§ **Work instructions**
Begin at the line that holds "Give me the" and retype every line through the end of the material, both included. Leave out the pictures.
========
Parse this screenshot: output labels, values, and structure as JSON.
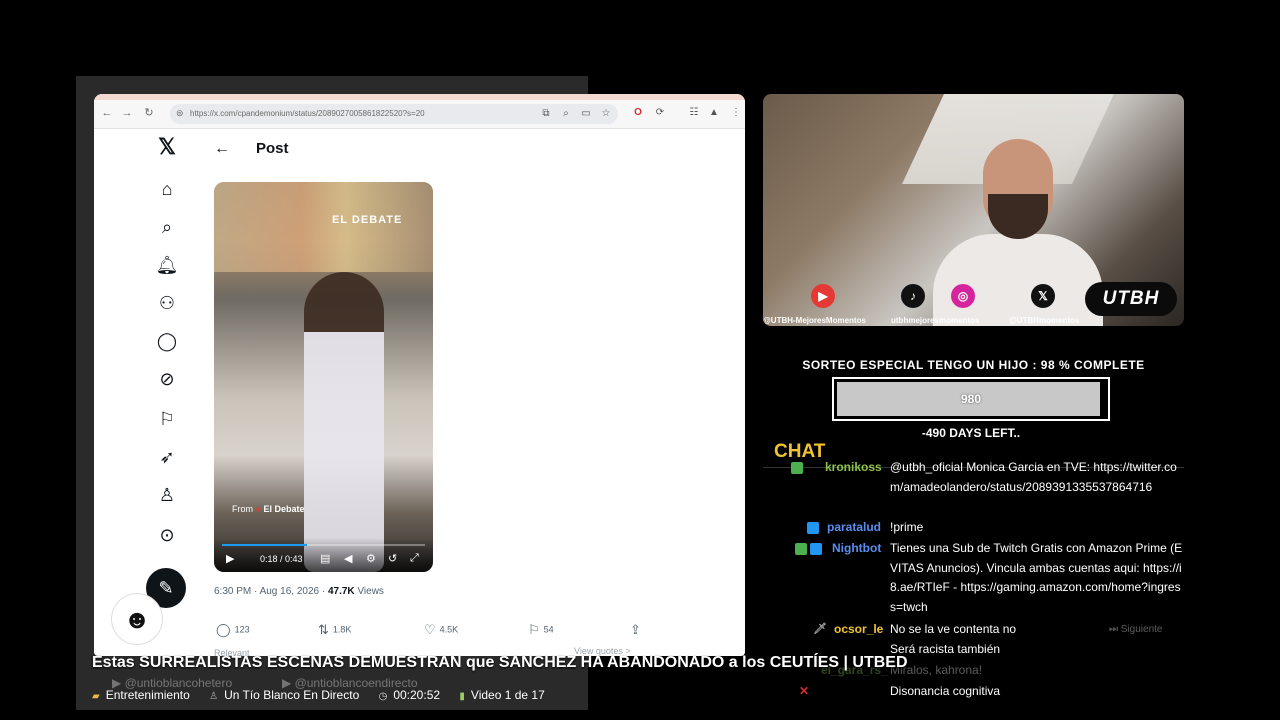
{
  "browser": {
    "url": "https://x.com/cpandemonium/status/2089027005861822520?s=20",
    "icons": [
      "back-icon",
      "forward-icon",
      "reload-icon",
      "site-info-icon",
      "translate-icon",
      "zoom-icon",
      "cast-icon",
      "star-icon",
      "opera-icon",
      "extensions-icon",
      "tab-search-icon",
      "profile-icon",
      "menu-icon"
    ]
  },
  "x_app": {
    "post_title": "Post",
    "video_watermark": "EL DEBATE",
    "video_from": "From",
    "video_from_source": "El Debate",
    "video_time": "0:18 / 0:43",
    "video_progress": 0.42,
    "post_time": "6:30 PM · Aug 16, 2026 ·",
    "views_count": "47.7K",
    "views_label": "Views",
    "replies": "123",
    "reposts": "1.8K",
    "likes": "4.5K",
    "bookmarks": "54",
    "relevant_label": "Relevant",
    "view_quotes": "View quotes >"
  },
  "webcam": {
    "logo": "UTBH",
    "handles": [
      "@UTBH-MejoresMomentos",
      "utbhmejoresmomentos",
      "@UTBHmomentos"
    ]
  },
  "giveaway": {
    "title": "SORTEO ESPECIAL TENGO UN HIJO :  98 % COMPLETE",
    "progress_value": "980",
    "progress_fraction": 0.98,
    "days_left": "-490 DAYS LEFT.."
  },
  "chat": {
    "title": "CHAT",
    "messages": [
      {
        "user": "kronikoss",
        "text": "@utbh_oficial Monica Garcia en TVE: https://twitter.com/amadeolandero/status/2089391335537864716",
        "color": "#8bc34a"
      },
      {
        "user": "paratalud",
        "text": "!prime",
        "color": "#5b8def"
      },
      {
        "user": "Nightbot",
        "text": "Tienes una Sub de Twitch Gratis con Amazon Prime (EVITAS Anuncios). Vincula ambas cuentas aqui: https://i8.ae/RTIeF - https://gaming.amazon.com/home?ingress=twch",
        "color": "#5b8def"
      },
      {
        "user": "ocsor_le",
        "text": "No se la ve contenta no",
        "color": "#f1c232"
      },
      {
        "user": "",
        "text": "Será racista también",
        "color": "#5b8def"
      },
      {
        "user": "el_gara_rs_",
        "text": "Miralos, kahrona!",
        "color": "#8bc34a"
      },
      {
        "user": "",
        "text": "Disonancia cognitiva",
        "color": "#5b8def"
      }
    ],
    "next_label": "Siguiente"
  },
  "footer": {
    "video_title": "Estas SURREALISTAS ESCENAS DEMUESTRAN que SANCHEZ HA ABANDONADO a los CEUTÍES | UTBED",
    "category": "Entretenimiento",
    "channel": "Un Tío Blanco En Directo",
    "duration": "00:20:52",
    "video_index": "Video 1 de 17",
    "ghost_channel_1": "@untioblancohetero",
    "ghost_channel_2": "@untioblancoendirecto"
  }
}
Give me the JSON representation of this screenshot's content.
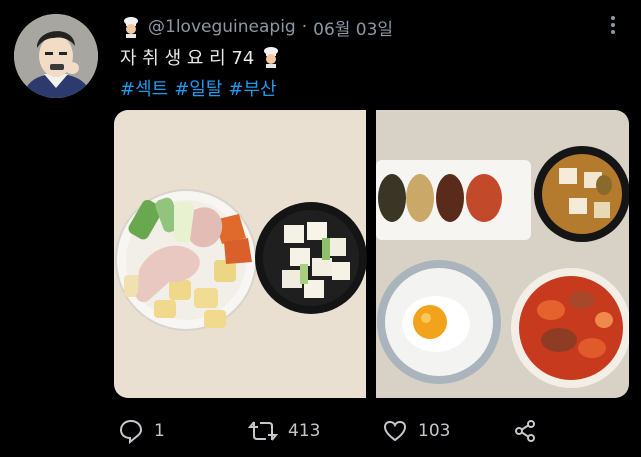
{
  "tweet": {
    "handle": "@1loveguineapig",
    "separator": "·",
    "date": "06월 03일",
    "title": "자 취 생 요 리 74",
    "hashtags": [
      "#섹트",
      "#일탈",
      "#부산"
    ]
  },
  "actions": {
    "reply_count": "1",
    "retweet_count": "413",
    "like_count": "103"
  },
  "colors": {
    "background": "#000000",
    "text": "#e7e9ea",
    "muted": "#8b98a5",
    "link": "#1d9bf0"
  },
  "icons": [
    "chef-emoji-icon",
    "more-icon",
    "reply-icon",
    "retweet-icon",
    "like-icon",
    "share-icon"
  ]
}
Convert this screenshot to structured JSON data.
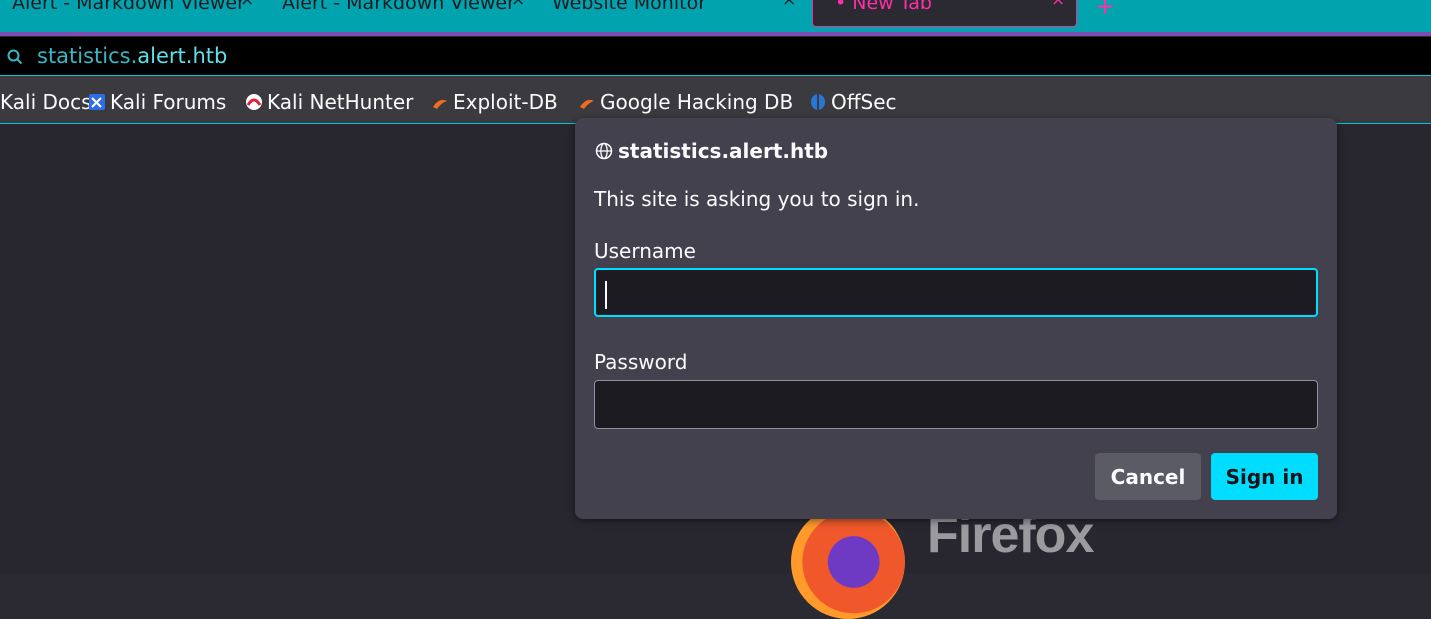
{
  "tabs": [
    {
      "title": "Alert - Markdown Viewer",
      "close": "×"
    },
    {
      "title": "Alert - Markdown Viewer",
      "close": "×"
    },
    {
      "title": "Website Monitor",
      "close": "×"
    },
    {
      "title": "• New Tab",
      "close": "×",
      "active": true
    }
  ],
  "new_tab_label": "+",
  "url": {
    "host": "statistics.",
    "domain": "alert.htb"
  },
  "bookmarks": [
    {
      "label": "Kali Docs",
      "icon": "kali-docs-icon"
    },
    {
      "label": "Kali Forums",
      "icon": "kali-forums-icon"
    },
    {
      "label": "Kali NetHunter",
      "icon": "kali-nethunter-icon"
    },
    {
      "label": "Exploit-DB",
      "icon": "exploit-db-icon"
    },
    {
      "label": "Google Hacking DB",
      "icon": "ghdb-icon"
    },
    {
      "label": "OffSec",
      "icon": "offsec-icon"
    }
  ],
  "dialog": {
    "host": "statistics.alert.htb",
    "message": "This site is asking you to sign in.",
    "username_label": "Username",
    "username_value": "",
    "password_label": "Password",
    "password_value": "",
    "cancel": "Cancel",
    "signin": "Sign in"
  },
  "branding": {
    "wordmark": "Firefox"
  },
  "colors": {
    "accent": "#00ddff",
    "tabbar": "#00a3ae",
    "active_tab": "#ff2fa5"
  }
}
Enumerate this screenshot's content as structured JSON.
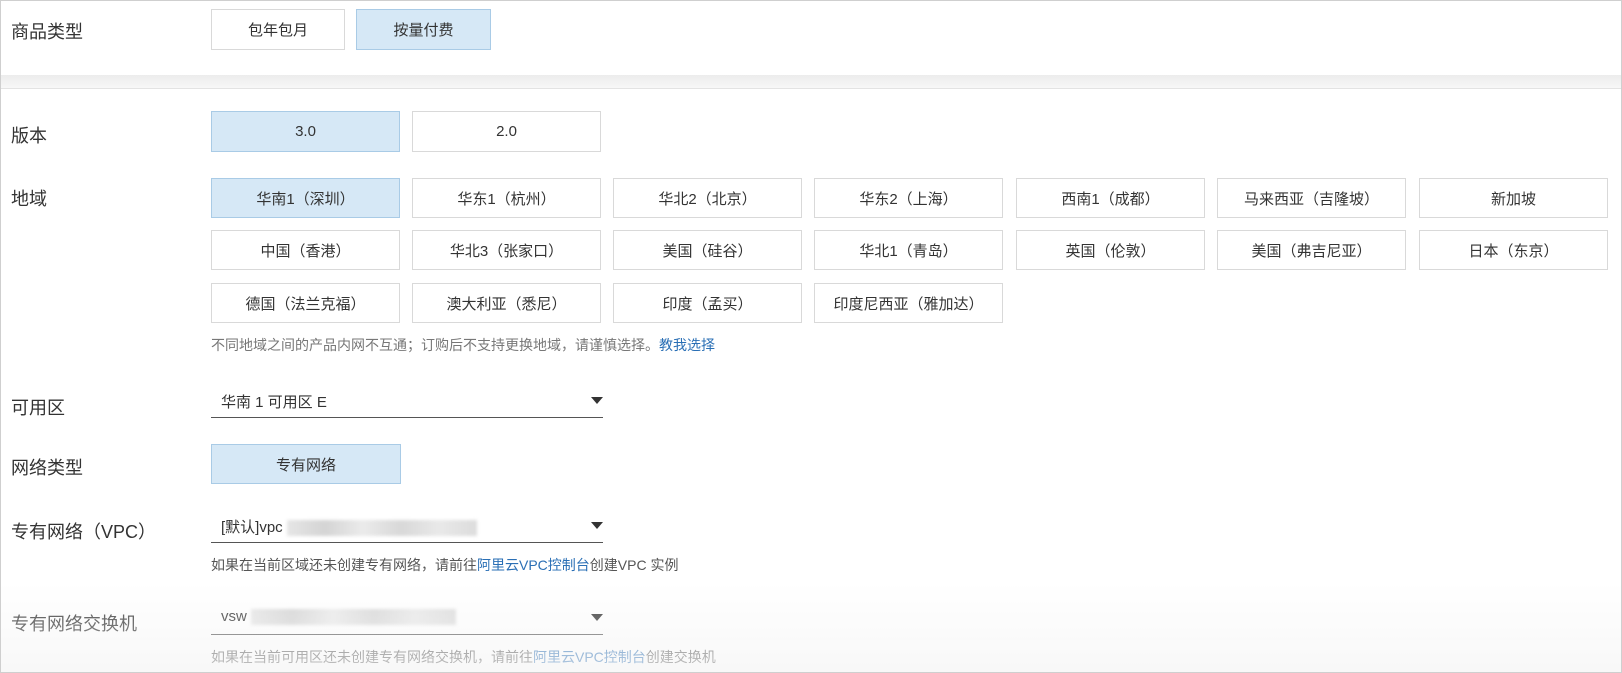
========
§ **Solution for this exercise**
Give me the JSON representation of this screenshot's content.
{
  "tweet": {
    "handle": "@1loveguineapig",
    "separator": "·",
    "date": "06월 03일",
    "title": "자 취 생 요 리 74",
    "hashtags": [
      "#섹트",
      "#일탈",
      "#부산"
    ]
  },
  "actions": {
    "reply_count": "1",
    "retweet_count": "413",
    "like_count": "103"
  },
  "colors": {
    "background": "#000000",
    "text": "#e7e9ea",
    "muted": "#8b98a5",
    "link": "#1d9bf0"
  },
  "icons": [
    "chef-emoji-icon",
    "more-icon",
    "reply-icon",
    "retweet-icon",
    "like-icon",
    "share-icon"
  ]
}
Convert this screenshot to structured JSON data.
{
  "tabs": [
    {
      "title": "Alert - Markdown Viewer",
      "close": "×"
    },
    {
      "title": "Alert - Markdown Viewer",
      "close": "×"
    },
    {
      "title": "Website Monitor",
      "close": "×"
    },
    {
      "title": "• New Tab",
      "close": "×",
      "active": true
    }
  ],
  "new_tab_label": "+",
  "url": {
    "host": "statistics.",
    "domain": "alert.htb"
  },
  "bookmarks": [
    {
      "label": "Kali Docs",
      "icon": "kali-docs-icon"
    },
    {
      "label": "Kali Forums",
      "icon": "kali-forums-icon"
    },
    {
      "label": "Kali NetHunter",
      "icon": "kali-nethunter-icon"
    },
    {
      "label": "Exploit-DB",
      "icon": "exploit-db-icon"
    },
    {
      "label": "Google Hacking DB",
      "icon": "ghdb-icon"
    },
    {
      "label": "OffSec",
      "icon": "offsec-icon"
    }
  ],
  "dialog": {
    "host": "statistics.alert.htb",
    "message": "This site is asking you to sign in.",
    "username_label": "Username",
    "username_value": "",
    "password_label": "Password",
    "password_value": "",
    "cancel": "Cancel",
    "signin": "Sign in"
  },
  "branding": {
    "wordmark": "Firefox"
  },
  "colors": {
    "accent": "#00ddff",
    "tabbar": "#00a3ae",
    "active_tab": "#ff2fa5"
  }
}
Enumerate this screenshot's content as structured JSON.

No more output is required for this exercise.